> [ОТРЫВОК ТЕКСТА]:
++++++
А возможны ли в принципе хорошие фильмы на Евангельскую тему? Конечно! Мой любимый «Jesus Christ SuperStar» 1973 года. Символ это лучше всего. Необязательно изображать реальную древнюю Палестину, чтобы было правдоподобно, можно сыграть апостолов и в джинсах. Даже если убрать из этого фильма гениальную музыку и яркие стихи, а просто оставить тех же актеров ходить и говорить прозаический текст в тех же декорациях из простых металлоконструкций, и то будет лучше, чем все остальные экранизации. Фильм зачем-то пересняли в 2000 году, вышло ужасно.
Есть фильм Мэла Гибсона «Страсти Христовы» 2004 года. Первосвященник на Голгофе верхом на коне выглядит странно, но в других сценах Киафа убедителен, Пилат как трусливый чиновник, и Ирод прикольный. Но в этом фильме какой-то нездоровый кровавый садизм. Фильм посвящен исключительно пыткам, и их там на порядок больше, чем в первоисточнике. Если приехать в Иерусалим и пройти в Старом городе по Виа Долоросса, по крестному пути от Претории до Голгофы, там будет отмечена каждая точка падения. Авторы фильма уронили актера и разбили ему лицо в десять раз больше. Картина утонула в материализме. Вышел не образ, а сплошная плоть. Драматично, но не про то.
++++++
> [ЗАДАНИЯ]:
**A.** Ответьте по отрывку о фильмах на евангельскую тему:
(i) Какой фильм назван в тексте любимым и какого он года?
(ii) В каком году этот фильм пересняли?
(iii) Каким показан Пилат в фильме «Страсти Христовы»?
**B.** Допишите продолжение отрывка о фильмах на евангельскую тему, начиная сразу после его последнего предложения.

> [ИСХОДНЫЕ ДАННЫЕ]:
++++++
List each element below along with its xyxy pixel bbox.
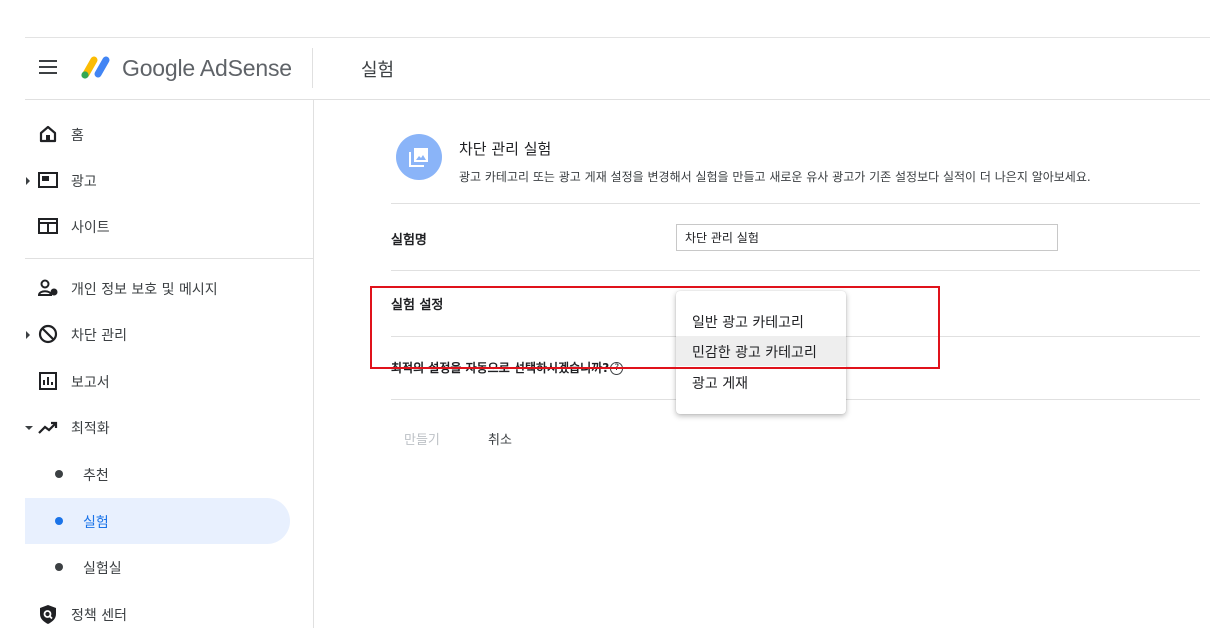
++++++
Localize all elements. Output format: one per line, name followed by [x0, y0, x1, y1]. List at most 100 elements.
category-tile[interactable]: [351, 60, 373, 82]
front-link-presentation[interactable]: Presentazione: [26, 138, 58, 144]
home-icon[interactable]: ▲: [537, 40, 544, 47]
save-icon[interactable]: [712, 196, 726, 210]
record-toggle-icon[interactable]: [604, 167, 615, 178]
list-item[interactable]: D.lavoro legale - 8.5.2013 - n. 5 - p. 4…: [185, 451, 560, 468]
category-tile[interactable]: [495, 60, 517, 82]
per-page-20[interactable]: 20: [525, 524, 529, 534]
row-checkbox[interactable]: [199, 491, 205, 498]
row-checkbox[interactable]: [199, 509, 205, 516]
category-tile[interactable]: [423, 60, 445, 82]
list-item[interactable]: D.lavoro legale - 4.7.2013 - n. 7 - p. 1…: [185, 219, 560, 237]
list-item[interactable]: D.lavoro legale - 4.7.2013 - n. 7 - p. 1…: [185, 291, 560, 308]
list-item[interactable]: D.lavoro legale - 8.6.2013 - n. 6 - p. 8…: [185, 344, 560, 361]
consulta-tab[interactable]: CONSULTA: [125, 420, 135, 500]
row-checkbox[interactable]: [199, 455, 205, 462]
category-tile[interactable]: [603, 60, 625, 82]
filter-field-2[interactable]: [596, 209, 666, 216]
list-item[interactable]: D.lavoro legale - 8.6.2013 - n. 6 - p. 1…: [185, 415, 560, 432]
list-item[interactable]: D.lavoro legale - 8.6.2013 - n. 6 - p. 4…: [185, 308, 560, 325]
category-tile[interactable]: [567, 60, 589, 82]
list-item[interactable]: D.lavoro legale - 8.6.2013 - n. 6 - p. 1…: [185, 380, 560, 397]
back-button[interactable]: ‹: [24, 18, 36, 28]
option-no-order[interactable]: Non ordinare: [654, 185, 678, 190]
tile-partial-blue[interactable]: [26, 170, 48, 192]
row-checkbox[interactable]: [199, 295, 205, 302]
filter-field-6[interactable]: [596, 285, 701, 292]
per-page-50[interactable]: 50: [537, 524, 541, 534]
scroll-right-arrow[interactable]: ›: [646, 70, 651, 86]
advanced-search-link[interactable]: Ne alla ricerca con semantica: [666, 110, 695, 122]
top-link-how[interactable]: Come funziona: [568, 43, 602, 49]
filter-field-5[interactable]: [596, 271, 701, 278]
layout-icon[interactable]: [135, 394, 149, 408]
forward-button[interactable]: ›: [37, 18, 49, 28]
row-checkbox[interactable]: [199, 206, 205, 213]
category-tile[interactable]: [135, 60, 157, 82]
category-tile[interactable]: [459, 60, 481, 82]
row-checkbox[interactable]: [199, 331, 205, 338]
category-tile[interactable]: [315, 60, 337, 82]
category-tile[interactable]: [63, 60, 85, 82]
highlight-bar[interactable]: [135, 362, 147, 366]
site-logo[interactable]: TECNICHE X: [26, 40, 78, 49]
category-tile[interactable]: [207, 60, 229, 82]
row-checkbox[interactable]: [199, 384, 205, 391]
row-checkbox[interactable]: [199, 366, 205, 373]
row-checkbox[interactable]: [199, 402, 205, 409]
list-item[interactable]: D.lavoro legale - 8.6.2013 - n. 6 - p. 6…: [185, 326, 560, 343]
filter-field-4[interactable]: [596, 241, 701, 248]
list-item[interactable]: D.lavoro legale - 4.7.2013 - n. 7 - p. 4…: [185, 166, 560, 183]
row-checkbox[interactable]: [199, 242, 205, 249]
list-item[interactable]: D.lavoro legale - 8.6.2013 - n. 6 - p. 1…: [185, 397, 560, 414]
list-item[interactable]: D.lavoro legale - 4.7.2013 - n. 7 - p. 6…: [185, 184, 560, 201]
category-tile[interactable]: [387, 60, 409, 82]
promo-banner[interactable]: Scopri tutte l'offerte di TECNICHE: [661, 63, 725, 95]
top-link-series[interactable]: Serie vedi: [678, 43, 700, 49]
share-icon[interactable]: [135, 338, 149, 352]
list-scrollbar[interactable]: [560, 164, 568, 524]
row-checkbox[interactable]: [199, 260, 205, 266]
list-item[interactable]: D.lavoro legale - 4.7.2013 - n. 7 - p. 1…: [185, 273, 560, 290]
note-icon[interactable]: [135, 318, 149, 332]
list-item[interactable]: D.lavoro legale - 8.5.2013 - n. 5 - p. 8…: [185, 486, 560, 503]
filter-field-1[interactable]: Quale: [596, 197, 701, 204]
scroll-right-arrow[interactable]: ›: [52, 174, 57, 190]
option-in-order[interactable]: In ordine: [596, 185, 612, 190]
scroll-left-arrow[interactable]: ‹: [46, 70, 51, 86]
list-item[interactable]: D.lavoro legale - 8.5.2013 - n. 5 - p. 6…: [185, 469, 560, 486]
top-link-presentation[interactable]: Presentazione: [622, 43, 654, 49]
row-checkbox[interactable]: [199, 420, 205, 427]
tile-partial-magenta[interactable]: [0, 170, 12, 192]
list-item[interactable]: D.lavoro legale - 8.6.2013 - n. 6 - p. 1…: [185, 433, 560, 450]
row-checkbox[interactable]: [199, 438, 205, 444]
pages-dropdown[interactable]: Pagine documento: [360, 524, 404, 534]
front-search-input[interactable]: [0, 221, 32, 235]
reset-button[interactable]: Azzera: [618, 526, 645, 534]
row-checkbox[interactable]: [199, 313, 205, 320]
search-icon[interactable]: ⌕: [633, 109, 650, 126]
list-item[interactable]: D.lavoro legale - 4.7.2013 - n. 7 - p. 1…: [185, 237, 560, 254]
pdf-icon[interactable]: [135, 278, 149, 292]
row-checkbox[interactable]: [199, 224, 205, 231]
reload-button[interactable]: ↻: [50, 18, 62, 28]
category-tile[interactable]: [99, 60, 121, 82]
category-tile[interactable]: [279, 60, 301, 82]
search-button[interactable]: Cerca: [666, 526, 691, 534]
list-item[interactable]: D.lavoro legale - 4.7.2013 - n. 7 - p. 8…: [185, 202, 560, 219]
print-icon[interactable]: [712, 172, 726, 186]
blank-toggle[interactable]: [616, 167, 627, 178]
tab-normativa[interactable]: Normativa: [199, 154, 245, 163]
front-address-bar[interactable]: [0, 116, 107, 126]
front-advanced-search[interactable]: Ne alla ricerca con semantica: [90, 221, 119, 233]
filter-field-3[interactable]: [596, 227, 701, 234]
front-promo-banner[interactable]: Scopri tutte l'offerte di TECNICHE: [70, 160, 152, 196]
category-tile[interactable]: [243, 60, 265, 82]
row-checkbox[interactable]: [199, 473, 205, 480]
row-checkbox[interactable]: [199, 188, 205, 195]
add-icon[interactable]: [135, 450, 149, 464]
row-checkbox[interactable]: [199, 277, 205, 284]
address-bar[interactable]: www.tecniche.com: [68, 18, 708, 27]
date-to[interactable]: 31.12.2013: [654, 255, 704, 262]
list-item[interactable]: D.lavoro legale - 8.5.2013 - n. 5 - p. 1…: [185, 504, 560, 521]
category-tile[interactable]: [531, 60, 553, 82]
++++++
> [ОТВЕТЫ К ЗАДАНИЯМ]:
**A.**
(i) «Jesus Christ SuperStar», 1973 год.
(ii) В 2000 году.
(iii) Трусливым чиновником.

**B.**
А вот фильм Франко Дзеффирелли «Иисус из Назарета», снятый в 1977 по заказу Ватикана – это вполне милое кино. Правда, немного наивное: «Благословенна ты!» – «Нет, благословенна ты!», и все кланяются. Но люди милые, на них приятно смотреть. Особенно Мария и Иосиф. Марию сыграла Оливия Хасси, сыгравшая за десять лет до этого у Дзеффирелли Джульетту. Хорошо сделано русское озвучание фильма, слова не переведены с английского, а взяты напрямую из Писания. Иоанн Креститель неожиданно показан молодым человеком. И в кино, и в изобразительном искусстве он обычно предстает стариком, хотя он ровесник Иисуса. Древний Израиль немного смахивает на восточноевропейское местечко, но в принципе это не раздражает. Первая серия из четырех – это предыстория Евангелия, жизнь Иосифа и Марии. Нравственные терзания Иосифа, когда он узнает, что его невеста беременна непонятно от кого. Подробная иудейская жизнь со всеми атрибутами – чтением свитка торы, синагогой, десяткой, хупой. Вроде бы и ни к чему все это. Но позже мы понимаем, зачем это понадобилось режиссеру, когда во второй серии в уже знакомой нам синагоге вдруг встает Иисус, читает Пророка Исайю и говорит: «Сие исполнилось». И недоуменный взгляд жителей местечка на сына плотника. И его взгляд на них. И явственно видна вся драма «пророка в своем отечестве», когда это не безымянные жители, когда они нам уже знакомы. Это хорошо придумано. Хотя сыграно все тоже очень наивно, без глубины, без внутреннего переживания. Главный герой слишком бесстрастен, зато у него большие выразительные грустные глаза, как на иконах. Удивление после своего первого чуда. Очень легкое, еле заметное, но очень точное удивление. Петр тоже получился – прямой и простой человек. Твердый. В фильме четыре серии, поэтому есть возможность подробно рассказать обо всех апостолах. В других фильмах апостолы это двенадцать одинаковых людей, ну кроме Иуды, Петра и Иоанна. А у Дзеффирелли получились характеры всех двенадцати. Показан их нелегкий выбор. Выбор следовать за Христом, отказавшись от своей жизни, от дома, от семьи. Главная прелесть этого фильма не в каких-то новых смыслах, символах или выдумках, их тут как раз нет, а в прямолинейной экранизации – показать, как выглядели галилейские рыбаки, иудейские пастухи, как выглядела гробница Лазаря или река Иордан. И они здесь показаны вполне правдоподобно. Так что пусть местами наивно, зато настоящие молодые масличные деревья в Гефсиманском саду.
2014-2019 гг.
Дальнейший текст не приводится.